> [WORK INSTRUCTIONS]: Quote the records that follow in full, leaving the pictures out.

> [RECORDS FOR THIS EXERCISE]:
--

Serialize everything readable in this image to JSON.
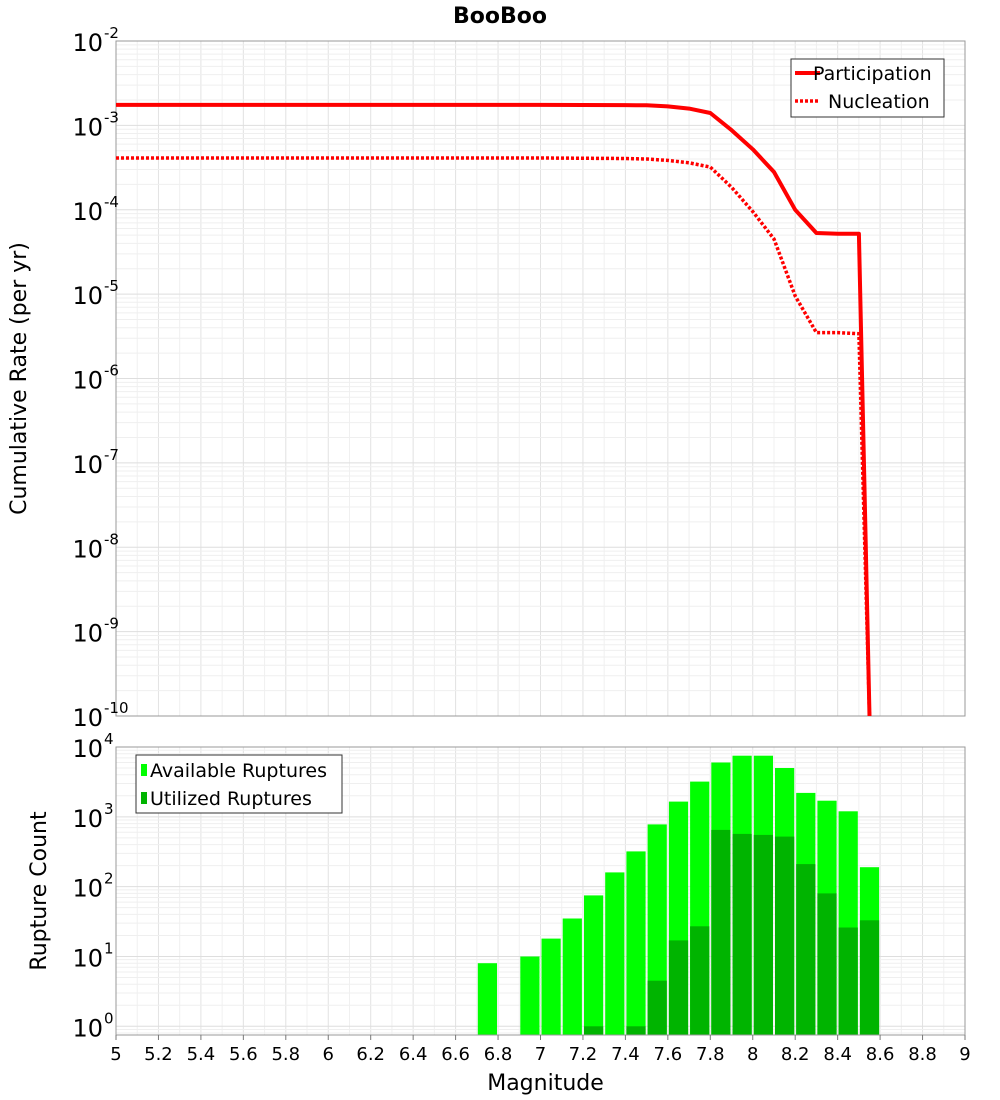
{
  "chart_data": [
    {
      "type": "line",
      "title": "BooBoo",
      "xlabel": "",
      "ylabel": "Cumulative Rate (per yr)",
      "xlim": [
        5,
        9
      ],
      "ylim_exponent": [
        -10,
        -2
      ],
      "yscale": "log",
      "ytick_exponents": [
        -10,
        -9,
        -8,
        -7,
        -6,
        -5,
        -4,
        -3,
        -2
      ],
      "ytick_labels": [
        "10",
        "10",
        "10",
        "10",
        "10",
        "10",
        "10",
        "10",
        "10"
      ],
      "ytick_sup_labels": [
        "-10",
        "-9",
        "-8",
        "-7",
        "-6",
        "-5",
        "-4",
        "-3",
        "-2"
      ],
      "legend_position": "top-right",
      "series": [
        {
          "name": "Participation",
          "color": "#ff0000",
          "style": "solid",
          "x": [
            5.0,
            5.5,
            6.0,
            6.5,
            7.0,
            7.4,
            7.5,
            7.6,
            7.7,
            7.8,
            7.9,
            8.0,
            8.1,
            8.2,
            8.3,
            8.4,
            8.5,
            8.55
          ],
          "y": [
            0.00175,
            0.00175,
            0.00175,
            0.00175,
            0.00175,
            0.00174,
            0.00173,
            0.00168,
            0.00158,
            0.0014,
            0.00088,
            0.00052,
            0.00028,
            0.0001,
            5.3e-05,
            5.2e-05,
            5.2e-05,
            1e-10
          ]
        },
        {
          "name": "Nucleation",
          "color": "#ff0000",
          "style": "dotted",
          "x": [
            5.0,
            5.5,
            6.0,
            6.5,
            7.0,
            7.4,
            7.5,
            7.6,
            7.7,
            7.8,
            7.9,
            8.0,
            8.1,
            8.2,
            8.3,
            8.4,
            8.5,
            8.55
          ],
          "y": [
            0.00041,
            0.00041,
            0.00041,
            0.00041,
            0.00041,
            0.000405,
            0.0004,
            0.000385,
            0.00036,
            0.00032,
            0.000185,
            9.5e-05,
            4.5e-05,
            9.5e-06,
            3.5e-06,
            3.5e-06,
            3.4e-06,
            1e-10
          ]
        }
      ]
    },
    {
      "type": "bar",
      "title": "",
      "xlabel": "Magnitude",
      "ylabel": "Rupture Count",
      "xlim": [
        5,
        9
      ],
      "ylim": [
        0.75,
        10000
      ],
      "yscale": "log",
      "ytick_exponents": [
        0,
        1,
        2,
        3,
        4
      ],
      "ytick_labels": [
        "10",
        "10",
        "10",
        "10",
        "10"
      ],
      "ytick_sup_labels": [
        "0",
        "1",
        "2",
        "3",
        "4"
      ],
      "xtick_values": [
        5,
        5.2,
        5.4,
        5.6,
        5.8,
        6,
        6.2,
        6.4,
        6.6,
        6.8,
        7,
        7.2,
        7.4,
        7.6,
        7.8,
        8,
        8.2,
        8.4,
        8.6,
        8.8,
        9
      ],
      "xtick_labels": [
        "5",
        "5.2",
        "5.4",
        "5.6",
        "5.8",
        "6",
        "6.2",
        "6.4",
        "6.6",
        "6.8",
        "7",
        "7.2",
        "7.4",
        "7.6",
        "7.8",
        "8",
        "8.2",
        "8.4",
        "8.6",
        "8.8",
        "9"
      ],
      "bar_width": 0.1,
      "legend_position": "top-left",
      "series": [
        {
          "name": "Available Ruptures",
          "color": "#00ff00",
          "x": [
            6.75,
            6.95,
            7.05,
            7.15,
            7.25,
            7.35,
            7.45,
            7.55,
            7.65,
            7.75,
            7.85,
            7.95,
            8.05,
            8.15,
            8.25,
            8.35,
            8.45,
            8.55
          ],
          "values": [
            8,
            10,
            18,
            35,
            75,
            160,
            320,
            780,
            1650,
            3200,
            6000,
            7500,
            7500,
            5000,
            2200,
            1700,
            1200,
            190
          ]
        },
        {
          "name": "Utilized Ruptures",
          "color": "#00b400",
          "x": [
            7.25,
            7.45,
            7.55,
            7.65,
            7.75,
            7.85,
            7.95,
            8.05,
            8.15,
            8.25,
            8.35,
            8.45,
            8.55
          ],
          "values": [
            1,
            1,
            4.5,
            17,
            27,
            650,
            570,
            550,
            520,
            210,
            80,
            26,
            33
          ]
        }
      ]
    }
  ]
}
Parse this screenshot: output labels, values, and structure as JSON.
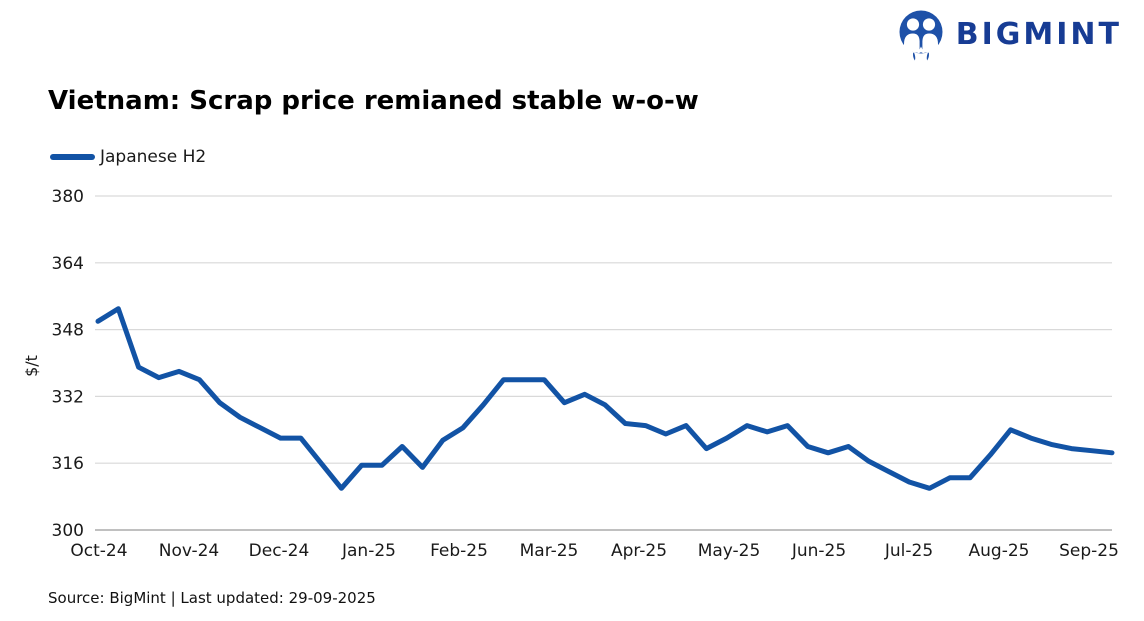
{
  "brand": {
    "name": "BIGMINT"
  },
  "header": {
    "title": "Vietnam: Scrap price remianed stable w-o-w"
  },
  "legend": {
    "label": "Japanese H2"
  },
  "y_axis": {
    "unit": "$/t"
  },
  "footer": {
    "source": "Source: BigMint | Last updated: 29-09-2025"
  },
  "colors": {
    "line": "#1253A5",
    "logo_text": "#173C94",
    "logo_icon": "#1E51A8",
    "grid": "#D9D9D9",
    "axis": "#ABABAB",
    "tick_text": "#1a1a1a"
  },
  "chart_data": {
    "type": "line",
    "title": "Vietnam: Scrap price remianed stable w-o-w",
    "ylabel": "$/t",
    "xlabel": "",
    "ylim": [
      300,
      380
    ],
    "yticks": [
      300,
      316,
      332,
      348,
      364,
      380
    ],
    "grid": "horizontal",
    "legend_position": "top-left",
    "x_tick_labels": [
      "Oct-24",
      "Nov-24",
      "Dec-24",
      "Jan-25",
      "Feb-25",
      "Mar-25",
      "Apr-25",
      "May-25",
      "Jun-25",
      "Jul-25",
      "Aug-25",
      "Sep-25"
    ],
    "x_frequency": "weekly",
    "series": [
      {
        "name": "Japanese H2",
        "color": "#1253A5",
        "values": [
          350,
          353,
          339,
          336.5,
          338,
          336,
          330.5,
          327,
          324.5,
          322,
          322,
          316,
          310,
          315.5,
          315.5,
          320,
          315,
          321.5,
          324.5,
          330,
          336,
          336,
          336,
          330.5,
          332.5,
          330,
          325.5,
          325,
          323,
          325,
          319.5,
          322,
          325,
          323.5,
          325,
          320,
          318.5,
          320,
          316.5,
          314,
          311.5,
          310,
          312.5,
          312.5,
          318,
          324,
          322,
          320.5,
          319.5,
          319,
          318.5
        ]
      }
    ]
  }
}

--

> [FULL SOLUTION]:
Serialize everything readable in this image to JSON.
{
  "chart_data": [
    {
      "type": "line",
      "title": "BooBoo",
      "xlabel": "",
      "ylabel": "Cumulative Rate (per yr)",
      "xlim": [
        5,
        9
      ],
      "ylim_exponent": [
        -10,
        -2
      ],
      "yscale": "log",
      "ytick_exponents": [
        -10,
        -9,
        -8,
        -7,
        -6,
        -5,
        -4,
        -3,
        -2
      ],
      "ytick_labels": [
        "10",
        "10",
        "10",
        "10",
        "10",
        "10",
        "10",
        "10",
        "10"
      ],
      "ytick_sup_labels": [
        "-10",
        "-9",
        "-8",
        "-7",
        "-6",
        "-5",
        "-4",
        "-3",
        "-2"
      ],
      "legend_position": "top-right",
      "series": [
        {
          "name": "Participation",
          "color": "#ff0000",
          "style": "solid",
          "x": [
            5.0,
            5.5,
            6.0,
            6.5,
            7.0,
            7.4,
            7.5,
            7.6,
            7.7,
            7.8,
            7.9,
            8.0,
            8.1,
            8.2,
            8.3,
            8.4,
            8.5,
            8.55
          ],
          "y": [
            0.00175,
            0.00175,
            0.00175,
            0.00175,
            0.00175,
            0.00174,
            0.00173,
            0.00168,
            0.00158,
            0.0014,
            0.00088,
            0.00052,
            0.00028,
            0.0001,
            5.3e-05,
            5.2e-05,
            5.2e-05,
            1e-10
          ]
        },
        {
          "name": "Nucleation",
          "color": "#ff0000",
          "style": "dotted",
          "x": [
            5.0,
            5.5,
            6.0,
            6.5,
            7.0,
            7.4,
            7.5,
            7.6,
            7.7,
            7.8,
            7.9,
            8.0,
            8.1,
            8.2,
            8.3,
            8.4,
            8.5,
            8.55
          ],
          "y": [
            0.00041,
            0.00041,
            0.00041,
            0.00041,
            0.00041,
            0.000405,
            0.0004,
            0.000385,
            0.00036,
            0.00032,
            0.000185,
            9.5e-05,
            4.5e-05,
            9.5e-06,
            3.5e-06,
            3.5e-06,
            3.4e-06,
            1e-10
          ]
        }
      ]
    },
    {
      "type": "bar",
      "title": "",
      "xlabel": "Magnitude",
      "ylabel": "Rupture Count",
      "xlim": [
        5,
        9
      ],
      "ylim": [
        0.75,
        10000
      ],
      "yscale": "log",
      "ytick_exponents": [
        0,
        1,
        2,
        3,
        4
      ],
      "ytick_labels": [
        "10",
        "10",
        "10",
        "10",
        "10"
      ],
      "ytick_sup_labels": [
        "0",
        "1",
        "2",
        "3",
        "4"
      ],
      "xtick_values": [
        5,
        5.2,
        5.4,
        5.6,
        5.8,
        6,
        6.2,
        6.4,
        6.6,
        6.8,
        7,
        7.2,
        7.4,
        7.6,
        7.8,
        8,
        8.2,
        8.4,
        8.6,
        8.8,
        9
      ],
      "xtick_labels": [
        "5",
        "5.2",
        "5.4",
        "5.6",
        "5.8",
        "6",
        "6.2",
        "6.4",
        "6.6",
        "6.8",
        "7",
        "7.2",
        "7.4",
        "7.6",
        "7.8",
        "8",
        "8.2",
        "8.4",
        "8.6",
        "8.8",
        "9"
      ],
      "bar_width": 0.1,
      "legend_position": "top-left",
      "series": [
        {
          "name": "Available Ruptures",
          "color": "#00ff00",
          "x": [
            6.75,
            6.95,
            7.05,
            7.15,
            7.25,
            7.35,
            7.45,
            7.55,
            7.65,
            7.75,
            7.85,
            7.95,
            8.05,
            8.15,
            8.25,
            8.35,
            8.45,
            8.55
          ],
          "values": [
            8,
            10,
            18,
            35,
            75,
            160,
            320,
            780,
            1650,
            3200,
            6000,
            7500,
            7500,
            5000,
            2200,
            1700,
            1200,
            190
          ]
        },
        {
          "name": "Utilized Ruptures",
          "color": "#00b400",
          "x": [
            7.25,
            7.45,
            7.55,
            7.65,
            7.75,
            7.85,
            7.95,
            8.05,
            8.15,
            8.25,
            8.35,
            8.45,
            8.55
          ],
          "values": [
            1,
            1,
            4.5,
            17,
            27,
            650,
            570,
            550,
            520,
            210,
            80,
            26,
            33
          ]
        }
      ]
    }
  ]
}
Parse this screenshot: output labels, values, and structure as JSON.
{
  "brand": {
    "name": "BIGMINT"
  },
  "header": {
    "title": "Vietnam: Scrap price remianed stable w-o-w"
  },
  "legend": {
    "label": "Japanese H2"
  },
  "y_axis": {
    "unit": "$/t"
  },
  "footer": {
    "source": "Source: BigMint | Last updated: 29-09-2025"
  },
  "colors": {
    "line": "#1253A5",
    "logo_text": "#173C94",
    "logo_icon": "#1E51A8",
    "grid": "#D9D9D9",
    "axis": "#ABABAB",
    "tick_text": "#1a1a1a"
  },
  "chart_data": {
    "type": "line",
    "title": "Vietnam: Scrap price remianed stable w-o-w",
    "ylabel": "$/t",
    "xlabel": "",
    "ylim": [
      300,
      380
    ],
    "yticks": [
      300,
      316,
      332,
      348,
      364,
      380
    ],
    "grid": "horizontal",
    "legend_position": "top-left",
    "x_tick_labels": [
      "Oct-24",
      "Nov-24",
      "Dec-24",
      "Jan-25",
      "Feb-25",
      "Mar-25",
      "Apr-25",
      "May-25",
      "Jun-25",
      "Jul-25",
      "Aug-25",
      "Sep-25"
    ],
    "x_frequency": "weekly",
    "series": [
      {
        "name": "Japanese H2",
        "color": "#1253A5",
        "values": [
          350,
          353,
          339,
          336.5,
          338,
          336,
          330.5,
          327,
          324.5,
          322,
          322,
          316,
          310,
          315.5,
          315.5,
          320,
          315,
          321.5,
          324.5,
          330,
          336,
          336,
          336,
          330.5,
          332.5,
          330,
          325.5,
          325,
          323,
          325,
          319.5,
          322,
          325,
          323.5,
          325,
          320,
          318.5,
          320,
          316.5,
          314,
          311.5,
          310,
          312.5,
          312.5,
          318,
          324,
          322,
          320.5,
          319.5,
          319,
          318.5
        ]
      }
    ]
  }
}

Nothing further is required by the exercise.